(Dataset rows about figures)
◆ ◆ ◆ ◆ ◆

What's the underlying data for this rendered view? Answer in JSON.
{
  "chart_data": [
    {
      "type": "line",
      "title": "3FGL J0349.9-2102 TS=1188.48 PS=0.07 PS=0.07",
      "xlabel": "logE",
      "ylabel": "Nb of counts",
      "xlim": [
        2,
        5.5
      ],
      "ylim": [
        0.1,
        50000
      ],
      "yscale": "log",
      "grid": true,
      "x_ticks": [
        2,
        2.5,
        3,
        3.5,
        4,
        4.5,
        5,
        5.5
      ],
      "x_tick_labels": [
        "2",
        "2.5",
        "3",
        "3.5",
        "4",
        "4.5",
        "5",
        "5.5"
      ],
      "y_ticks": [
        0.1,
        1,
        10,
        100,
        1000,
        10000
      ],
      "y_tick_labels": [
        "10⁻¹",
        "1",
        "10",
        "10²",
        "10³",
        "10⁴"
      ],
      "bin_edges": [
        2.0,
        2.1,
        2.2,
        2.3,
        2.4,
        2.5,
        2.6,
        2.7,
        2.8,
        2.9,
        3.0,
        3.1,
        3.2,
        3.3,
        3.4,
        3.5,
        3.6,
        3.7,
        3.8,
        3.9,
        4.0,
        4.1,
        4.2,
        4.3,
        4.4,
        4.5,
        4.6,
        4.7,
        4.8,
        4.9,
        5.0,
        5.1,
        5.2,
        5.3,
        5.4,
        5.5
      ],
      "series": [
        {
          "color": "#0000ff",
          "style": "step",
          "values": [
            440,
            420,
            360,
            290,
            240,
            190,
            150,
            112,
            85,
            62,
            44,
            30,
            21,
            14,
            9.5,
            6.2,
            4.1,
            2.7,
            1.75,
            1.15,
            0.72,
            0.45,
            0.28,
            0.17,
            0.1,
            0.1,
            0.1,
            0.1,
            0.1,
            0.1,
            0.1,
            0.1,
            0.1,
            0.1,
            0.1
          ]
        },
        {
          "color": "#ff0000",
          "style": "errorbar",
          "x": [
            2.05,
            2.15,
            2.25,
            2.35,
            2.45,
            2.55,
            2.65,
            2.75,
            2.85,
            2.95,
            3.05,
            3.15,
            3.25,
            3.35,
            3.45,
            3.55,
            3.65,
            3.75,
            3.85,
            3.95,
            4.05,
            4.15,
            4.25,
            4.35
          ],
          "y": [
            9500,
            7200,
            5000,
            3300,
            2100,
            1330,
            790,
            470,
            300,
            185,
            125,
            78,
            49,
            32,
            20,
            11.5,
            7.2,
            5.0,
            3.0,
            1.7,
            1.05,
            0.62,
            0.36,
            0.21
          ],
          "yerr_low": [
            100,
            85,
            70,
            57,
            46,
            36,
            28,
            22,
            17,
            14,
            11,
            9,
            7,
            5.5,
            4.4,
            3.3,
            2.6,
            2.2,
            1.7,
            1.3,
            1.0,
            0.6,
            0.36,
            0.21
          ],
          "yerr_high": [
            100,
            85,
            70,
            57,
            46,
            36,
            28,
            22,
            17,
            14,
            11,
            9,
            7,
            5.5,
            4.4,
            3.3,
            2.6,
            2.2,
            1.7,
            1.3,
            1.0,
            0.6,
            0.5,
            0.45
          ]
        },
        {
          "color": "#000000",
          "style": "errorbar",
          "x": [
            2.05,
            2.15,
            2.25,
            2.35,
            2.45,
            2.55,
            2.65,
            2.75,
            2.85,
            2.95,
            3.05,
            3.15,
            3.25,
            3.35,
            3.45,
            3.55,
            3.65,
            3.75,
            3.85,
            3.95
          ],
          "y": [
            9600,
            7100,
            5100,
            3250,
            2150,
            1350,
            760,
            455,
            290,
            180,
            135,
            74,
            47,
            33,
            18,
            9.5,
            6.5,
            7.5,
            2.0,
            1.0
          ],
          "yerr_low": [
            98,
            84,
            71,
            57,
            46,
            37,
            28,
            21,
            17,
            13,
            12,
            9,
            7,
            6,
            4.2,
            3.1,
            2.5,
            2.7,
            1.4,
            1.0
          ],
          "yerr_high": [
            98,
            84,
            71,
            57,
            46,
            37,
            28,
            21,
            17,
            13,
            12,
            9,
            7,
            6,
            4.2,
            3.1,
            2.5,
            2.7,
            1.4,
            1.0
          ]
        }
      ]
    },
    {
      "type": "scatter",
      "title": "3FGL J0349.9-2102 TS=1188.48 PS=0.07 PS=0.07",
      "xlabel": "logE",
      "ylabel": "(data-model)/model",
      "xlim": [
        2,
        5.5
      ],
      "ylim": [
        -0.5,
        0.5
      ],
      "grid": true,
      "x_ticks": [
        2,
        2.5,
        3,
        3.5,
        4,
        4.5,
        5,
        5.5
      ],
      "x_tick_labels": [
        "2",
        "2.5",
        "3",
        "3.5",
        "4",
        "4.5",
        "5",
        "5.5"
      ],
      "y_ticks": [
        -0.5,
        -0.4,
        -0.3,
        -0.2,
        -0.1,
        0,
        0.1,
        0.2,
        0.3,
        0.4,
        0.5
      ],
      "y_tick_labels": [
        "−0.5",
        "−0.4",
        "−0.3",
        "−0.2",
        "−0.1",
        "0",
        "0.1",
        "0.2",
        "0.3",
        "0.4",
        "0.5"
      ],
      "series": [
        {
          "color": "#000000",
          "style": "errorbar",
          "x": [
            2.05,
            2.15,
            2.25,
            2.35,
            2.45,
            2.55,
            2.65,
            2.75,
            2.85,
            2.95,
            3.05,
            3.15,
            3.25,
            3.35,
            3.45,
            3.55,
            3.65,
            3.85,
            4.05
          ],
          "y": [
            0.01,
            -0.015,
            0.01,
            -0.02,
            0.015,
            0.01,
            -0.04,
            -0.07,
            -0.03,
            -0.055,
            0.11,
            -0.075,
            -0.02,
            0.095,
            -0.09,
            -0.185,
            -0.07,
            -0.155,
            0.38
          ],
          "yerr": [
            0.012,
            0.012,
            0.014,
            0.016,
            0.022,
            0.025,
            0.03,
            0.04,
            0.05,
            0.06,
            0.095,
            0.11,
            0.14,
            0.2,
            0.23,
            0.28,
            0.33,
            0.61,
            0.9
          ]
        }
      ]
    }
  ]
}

◆ ◆ ◆ ◆ ◆

● WHAT NEEDS TO BE DONE
Reproduce the material above, every line of it, exactly.

● RESULT FOR THIS TASK
What's the underlying data for this rendered view? Answer in JSON.
{
  "chart_data": [
    {
      "type": "line",
      "title": "3FGL J0349.9-2102 TS=1188.48 PS=0.07 PS=0.07",
      "xlabel": "logE",
      "ylabel": "Nb of counts",
      "xlim": [
        2,
        5.5
      ],
      "ylim": [
        0.1,
        50000
      ],
      "yscale": "log",
      "grid": true,
      "x_ticks": [
        2,
        2.5,
        3,
        3.5,
        4,
        4.5,
        5,
        5.5
      ],
      "x_tick_labels": [
        "2",
        "2.5",
        "3",
        "3.5",
        "4",
        "4.5",
        "5",
        "5.5"
      ],
      "y_ticks": [
        0.1,
        1,
        10,
        100,
        1000,
        10000
      ],
      "y_tick_labels": [
        "10⁻¹",
        "1",
        "10",
        "10²",
        "10³",
        "10⁴"
      ],
      "bin_edges": [
        2.0,
        2.1,
        2.2,
        2.3,
        2.4,
        2.5,
        2.6,
        2.7,
        2.8,
        2.9,
        3.0,
        3.1,
        3.2,
        3.3,
        3.4,
        3.5,
        3.6,
        3.7,
        3.8,
        3.9,
        4.0,
        4.1,
        4.2,
        4.3,
        4.4,
        4.5,
        4.6,
        4.7,
        4.8,
        4.9,
        5.0,
        5.1,
        5.2,
        5.3,
        5.4,
        5.5
      ],
      "series": [
        {
          "color": "#0000ff",
          "style": "step",
          "values": [
            440,
            420,
            360,
            290,
            240,
            190,
            150,
            112,
            85,
            62,
            44,
            30,
            21,
            14,
            9.5,
            6.2,
            4.1,
            2.7,
            1.75,
            1.15,
            0.72,
            0.45,
            0.28,
            0.17,
            0.1,
            0.1,
            0.1,
            0.1,
            0.1,
            0.1,
            0.1,
            0.1,
            0.1,
            0.1,
            0.1
          ]
        },
        {
          "color": "#ff0000",
          "style": "errorbar",
          "x": [
            2.05,
            2.15,
            2.25,
            2.35,
            2.45,
            2.55,
            2.65,
            2.75,
            2.85,
            2.95,
            3.05,
            3.15,
            3.25,
            3.35,
            3.45,
            3.55,
            3.65,
            3.75,
            3.85,
            3.95,
            4.05,
            4.15,
            4.25,
            4.35
          ],
          "y": [
            9500,
            7200,
            5000,
            3300,
            2100,
            1330,
            790,
            470,
            300,
            185,
            125,
            78,
            49,
            32,
            20,
            11.5,
            7.2,
            5.0,
            3.0,
            1.7,
            1.05,
            0.62,
            0.36,
            0.21
          ],
          "yerr_low": [
            100,
            85,
            70,
            57,
            46,
            36,
            28,
            22,
            17,
            14,
            11,
            9,
            7,
            5.5,
            4.4,
            3.3,
            2.6,
            2.2,
            1.7,
            1.3,
            1.0,
            0.6,
            0.36,
            0.21
          ],
          "yerr_high": [
            100,
            85,
            70,
            57,
            46,
            36,
            28,
            22,
            17,
            14,
            11,
            9,
            7,
            5.5,
            4.4,
            3.3,
            2.6,
            2.2,
            1.7,
            1.3,
            1.0,
            0.6,
            0.5,
            0.45
          ]
        },
        {
          "color": "#000000",
          "style": "errorbar",
          "x": [
            2.05,
            2.15,
            2.25,
            2.35,
            2.45,
            2.55,
            2.65,
            2.75,
            2.85,
            2.95,
            3.05,
            3.15,
            3.25,
            3.35,
            3.45,
            3.55,
            3.65,
            3.75,
            3.85,
            3.95
          ],
          "y": [
            9600,
            7100,
            5100,
            3250,
            2150,
            1350,
            760,
            455,
            290,
            180,
            135,
            74,
            47,
            33,
            18,
            9.5,
            6.5,
            7.5,
            2.0,
            1.0
          ],
          "yerr_low": [
            98,
            84,
            71,
            57,
            46,
            37,
            28,
            21,
            17,
            13,
            12,
            9,
            7,
            6,
            4.2,
            3.1,
            2.5,
            2.7,
            1.4,
            1.0
          ],
          "yerr_high": [
            98,
            84,
            71,
            57,
            46,
            37,
            28,
            21,
            17,
            13,
            12,
            9,
            7,
            6,
            4.2,
            3.1,
            2.5,
            2.7,
            1.4,
            1.0
          ]
        }
      ]
    },
    {
      "type": "scatter",
      "title": "3FGL J0349.9-2102 TS=1188.48 PS=0.07 PS=0.07",
      "xlabel": "logE",
      "ylabel": "(data-model)/model",
      "xlim": [
        2,
        5.5
      ],
      "ylim": [
        -0.5,
        0.5
      ],
      "grid": true,
      "x_ticks": [
        2,
        2.5,
        3,
        3.5,
        4,
        4.5,
        5,
        5.5
      ],
      "x_tick_labels": [
        "2",
        "2.5",
        "3",
        "3.5",
        "4",
        "4.5",
        "5",
        "5.5"
      ],
      "y_ticks": [
        -0.5,
        -0.4,
        -0.3,
        -0.2,
        -0.1,
        0,
        0.1,
        0.2,
        0.3,
        0.4,
        0.5
      ],
      "y_tick_labels": [
        "−0.5",
        "−0.4",
        "−0.3",
        "−0.2",
        "−0.1",
        "0",
        "0.1",
        "0.2",
        "0.3",
        "0.4",
        "0.5"
      ],
      "series": [
        {
          "color": "#000000",
          "style": "errorbar",
          "x": [
            2.05,
            2.15,
            2.25,
            2.35,
            2.45,
            2.55,
            2.65,
            2.75,
            2.85,
            2.95,
            3.05,
            3.15,
            3.25,
            3.35,
            3.45,
            3.55,
            3.65,
            3.85,
            4.05
          ],
          "y": [
            0.01,
            -0.015,
            0.01,
            -0.02,
            0.015,
            0.01,
            -0.04,
            -0.07,
            -0.03,
            -0.055,
            0.11,
            -0.075,
            -0.02,
            0.095,
            -0.09,
            -0.185,
            -0.07,
            -0.155,
            0.38
          ],
          "yerr": [
            0.012,
            0.012,
            0.014,
            0.016,
            0.022,
            0.025,
            0.03,
            0.04,
            0.05,
            0.06,
            0.095,
            0.11,
            0.14,
            0.2,
            0.23,
            0.28,
            0.33,
            0.61,
            0.9
          ]
        }
      ]
    }
  ]
}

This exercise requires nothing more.